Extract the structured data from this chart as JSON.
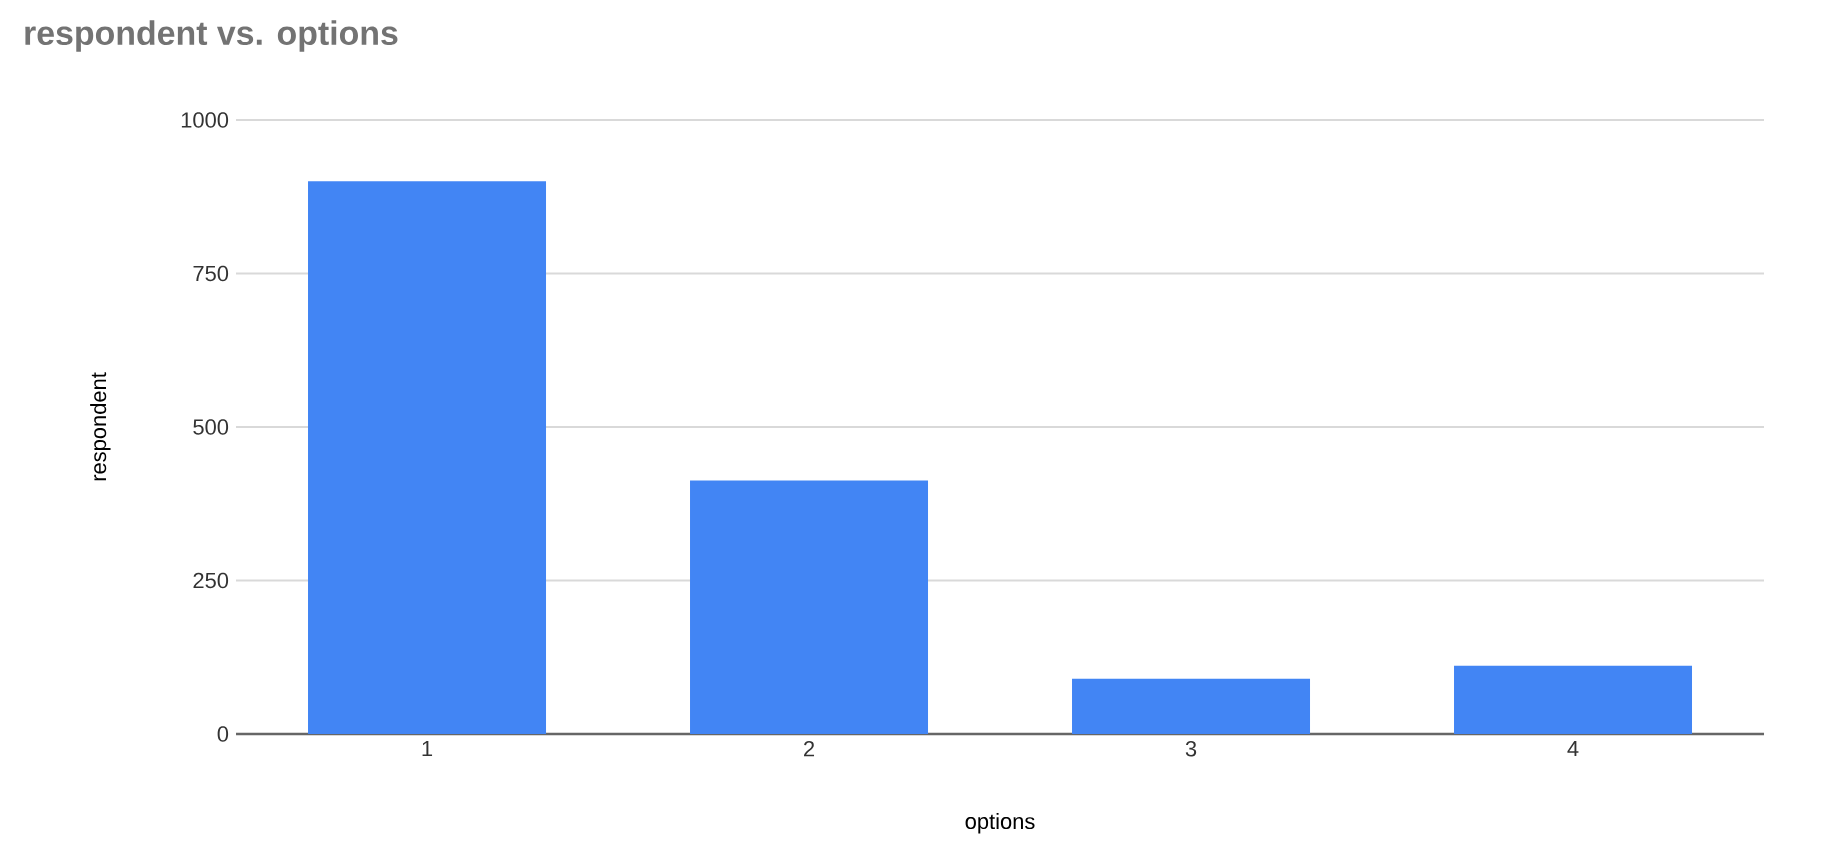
{
  "chart_data": {
    "type": "bar",
    "title": "respondent  vs. options",
    "xlabel": "options",
    "ylabel": "respondent",
    "categories": [
      "1",
      "2",
      "3",
      "4"
    ],
    "values": [
      900,
      413,
      90,
      111
    ],
    "color": "#4285f4",
    "ylim": [
      0,
      1000
    ],
    "yticks": [
      0,
      250,
      500,
      750,
      1000
    ],
    "grid": "y"
  }
}
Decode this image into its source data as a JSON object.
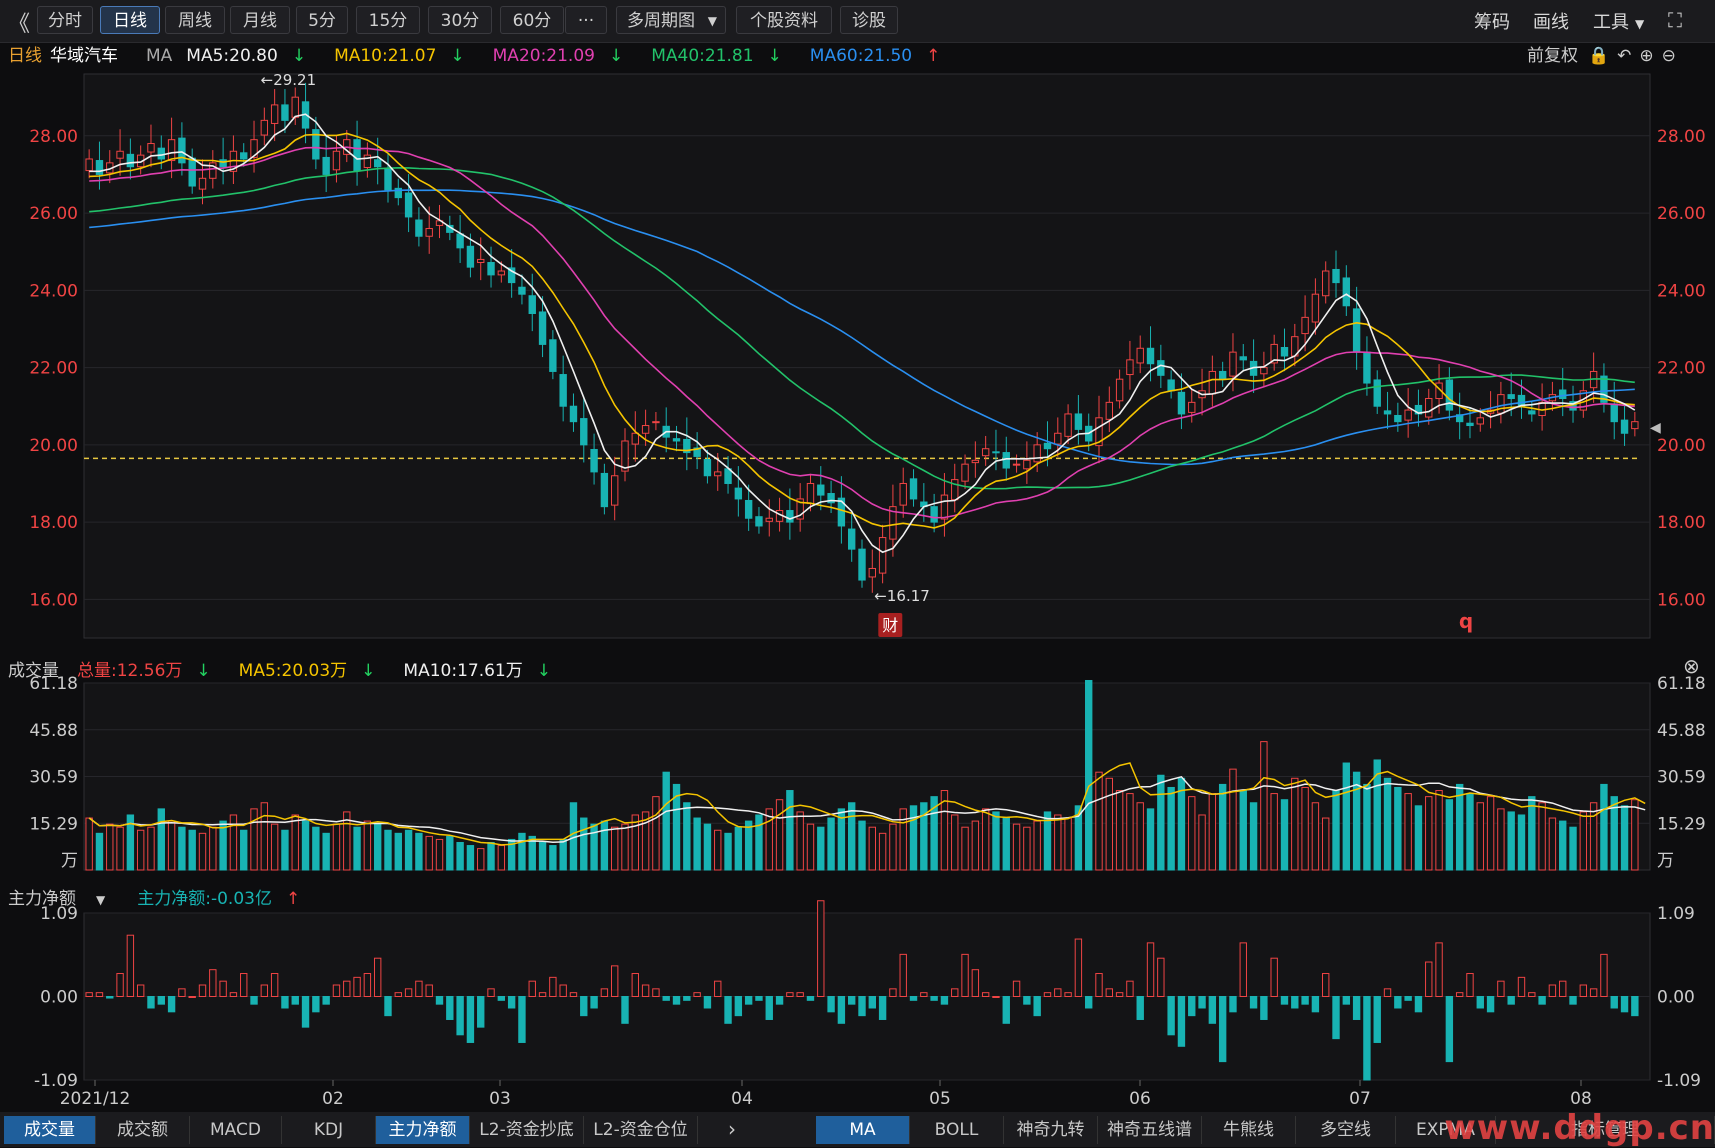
{
  "toolbar": {
    "back_icon": "double-chevron-left-icon",
    "periods": [
      "分时",
      "日线",
      "周线",
      "月线",
      "5分",
      "15分",
      "30分",
      "60分"
    ],
    "active": "日线",
    "more": "···",
    "multi_period": "多周期图",
    "profile": "个股资料",
    "diagnose": "诊股",
    "right": [
      "筹码",
      "画线",
      "工具"
    ],
    "fullscreen_icon": "fullscreen-icon"
  },
  "main_legend": {
    "period": "日线",
    "name": "华域汽车",
    "ind": "MA",
    "ma5": "MA5:20.80",
    "ma10": "MA10:21.07",
    "ma20": "MA20:21.09",
    "ma40": "MA40:21.81",
    "ma60": "MA60:21.50",
    "adjust": "前复权"
  },
  "vol_legend": {
    "title": "成交量",
    "total": "总量:12.56万",
    "ma5": "MA5:20.03万",
    "ma10": "MA10:17.61万"
  },
  "flow_legend": {
    "title": "主力净额",
    "value": "主力净额:-0.03亿"
  },
  "colors": {
    "up": "#ef4444",
    "down": "#18b3b3",
    "ma5": "#f0f0f0",
    "ma10": "#f5c400",
    "ma20": "#e040b0",
    "ma40": "#22c26a",
    "ma60": "#2a8ff0"
  },
  "annotations": {
    "high": "29.21",
    "low": "16.17",
    "fin_badge": "财",
    "q_mark": "q"
  },
  "bottom_tabs_left": [
    "成交量",
    "成交额",
    "MACD",
    "KDJ",
    "主力净额",
    "L2-资金抄底",
    "L2-资金仓位"
  ],
  "bottom_tabs_right": [
    "MA",
    "BOLL",
    "神奇九转",
    "神奇五线谱",
    "牛熊线",
    "多空线",
    "EXPMA",
    "指标管理"
  ],
  "watermark": "www.ddgp.cn",
  "chart_data": [
    {
      "type": "candlestick",
      "title": "华域汽车 日线",
      "y_ticks": [
        "28.00",
        "26.00",
        "24.00",
        "22.00",
        "20.00",
        "18.00",
        "16.00"
      ],
      "ylim": [
        15.0,
        29.6
      ],
      "x_ticks": [
        "2021/12",
        "02",
        "03",
        "04",
        "05",
        "06",
        "07",
        "08"
      ],
      "dashed_level": 19.65,
      "high_label": "29.21",
      "low_label": "16.17",
      "closes": [
        27.4,
        27.0,
        27.3,
        27.6,
        27.2,
        27.5,
        27.8,
        27.4,
        27.9,
        27.3,
        26.7,
        26.9,
        27.3,
        27.2,
        27.6,
        27.4,
        27.9,
        28.4,
        28.8,
        28.4,
        29.0,
        28.2,
        27.4,
        27.0,
        27.6,
        27.9,
        27.1,
        27.5,
        27.2,
        26.6,
        26.4,
        25.9,
        25.4,
        25.6,
        25.8,
        25.5,
        25.1,
        24.6,
        24.8,
        24.4,
        24.5,
        24.2,
        23.9,
        23.4,
        22.6,
        21.9,
        21.0,
        20.6,
        20.0,
        19.3,
        18.4,
        19.2,
        20.1,
        20.3,
        20.5,
        20.6,
        20.2,
        20.1,
        19.8,
        19.7,
        19.2,
        19.3,
        19.0,
        18.6,
        18.1,
        17.9,
        18.1,
        18.3,
        18.0,
        18.6,
        19.0,
        18.7,
        18.5,
        17.9,
        17.3,
        16.5,
        16.8,
        17.6,
        18.4,
        19.0,
        18.6,
        18.4,
        18.0,
        18.7,
        19.1,
        19.5,
        19.6,
        19.9,
        19.8,
        19.4,
        19.5,
        19.6,
        20.0,
        19.9,
        20.3,
        20.8,
        20.4,
        20.1,
        20.7,
        21.1,
        21.7,
        22.2,
        22.5,
        22.1,
        21.8,
        21.4,
        20.8,
        21.1,
        21.4,
        21.9,
        21.7,
        22.4,
        22.2,
        21.8,
        22.0,
        22.6,
        22.3,
        22.8,
        23.3,
        23.9,
        24.5,
        24.2,
        23.6,
        22.4,
        21.6,
        21.0,
        20.8,
        20.6,
        20.9,
        20.8,
        21.2,
        21.6,
        20.9,
        20.6,
        20.5,
        20.7,
        20.9,
        21.3,
        21.2,
        21.0,
        20.8,
        21.1,
        21.3,
        21.2,
        20.9,
        21.4,
        21.9,
        21.1,
        20.6,
        20.3,
        20.6
      ]
    },
    {
      "type": "bar",
      "title": "成交量",
      "unit": "万",
      "y_ticks": [
        "61.18",
        "45.88",
        "30.59",
        "15.29"
      ],
      "ylim": [
        0,
        61.18
      ],
      "values": [
        17,
        12,
        15,
        14,
        18,
        13,
        14,
        20,
        16,
        14,
        13,
        12,
        14,
        16,
        18,
        13,
        20,
        22,
        15,
        13,
        18,
        16,
        14,
        12,
        15,
        19,
        14,
        16,
        15,
        13,
        12,
        13,
        12,
        11,
        10,
        11,
        9,
        8,
        7,
        9,
        8,
        10,
        12,
        11,
        9,
        8,
        10,
        22,
        17,
        15,
        16,
        14,
        15,
        18,
        19,
        24,
        32,
        28,
        22,
        17,
        15,
        13,
        12,
        14,
        16,
        18,
        20,
        23,
        26,
        19,
        15,
        14,
        17,
        20,
        22,
        16,
        14,
        12,
        15,
        20,
        21,
        22,
        24,
        26,
        18,
        14,
        16,
        20,
        19,
        17,
        15,
        14,
        16,
        19,
        18,
        17,
        21,
        62,
        32,
        30,
        26,
        25,
        22,
        20,
        31,
        27,
        30,
        24,
        18,
        25,
        28,
        33,
        26,
        22,
        42,
        25,
        23,
        30,
        27,
        22,
        17,
        26,
        35,
        32,
        28,
        36,
        30,
        27,
        25,
        21,
        24,
        26,
        23,
        28,
        25,
        22,
        24,
        20,
        19,
        18,
        24,
        22,
        17,
        16,
        14,
        19,
        22,
        28,
        24,
        21,
        23,
        13
      ]
    },
    {
      "type": "bar",
      "title": "主力净额",
      "unit": "亿",
      "y_ticks": [
        "1.09",
        "0.00",
        "-1.09"
      ],
      "ylim": [
        -1.09,
        1.09
      ],
      "values": [
        0.05,
        0.05,
        -0.02,
        0.3,
        0.8,
        0.15,
        -0.15,
        -0.1,
        -0.2,
        0.1,
        0.0,
        0.15,
        0.35,
        0.2,
        0.05,
        0.3,
        -0.1,
        0.15,
        0.3,
        -0.15,
        -0.1,
        -0.4,
        -0.2,
        -0.1,
        0.15,
        0.2,
        0.25,
        0.3,
        0.5,
        -0.25,
        0.05,
        0.1,
        0.2,
        0.15,
        -0.1,
        -0.3,
        -0.5,
        -0.6,
        -0.4,
        0.1,
        -0.05,
        -0.15,
        -0.6,
        0.2,
        0.05,
        0.25,
        0.15,
        0.05,
        -0.25,
        -0.15,
        0.1,
        0.4,
        -0.35,
        0.3,
        0.15,
        0.1,
        -0.05,
        -0.1,
        -0.05,
        0.05,
        -0.15,
        0.2,
        -0.35,
        -0.25,
        -0.1,
        -0.05,
        -0.3,
        -0.1,
        0.05,
        0.05,
        -0.05,
        1.25,
        -0.2,
        -0.35,
        -0.1,
        -0.25,
        -0.15,
        -0.3,
        0.1,
        0.55,
        -0.05,
        0.05,
        -0.05,
        -0.1,
        0.1,
        0.55,
        0.35,
        0.05,
        0.0,
        -0.35,
        0.2,
        -0.1,
        -0.25,
        0.05,
        0.1,
        0.05,
        0.75,
        -0.15,
        0.3,
        0.1,
        0.05,
        0.2,
        -0.3,
        0.7,
        0.5,
        -0.5,
        -0.65,
        -0.25,
        -0.15,
        -0.35,
        -0.85,
        -0.2,
        0.7,
        -0.15,
        -0.3,
        0.5,
        -0.1,
        -0.15,
        -0.1,
        -0.2,
        0.3,
        -0.55,
        -0.1,
        -0.3,
        -1.09,
        -0.6,
        0.1,
        -0.15,
        -0.05,
        -0.2,
        0.45,
        0.7,
        -0.85,
        0.05,
        0.3,
        -0.15,
        -0.2,
        0.2,
        -0.1,
        0.25,
        0.05,
        -0.1,
        0.15,
        0.2,
        -0.1,
        0.15,
        0.1,
        0.55,
        -0.15,
        -0.2,
        -0.25,
        -0.05
      ]
    }
  ]
}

══════════════════════════════

## Prompt
Tally up the lines with the word "options" in them, and answer with that number by itself.

## Response for this exercise
2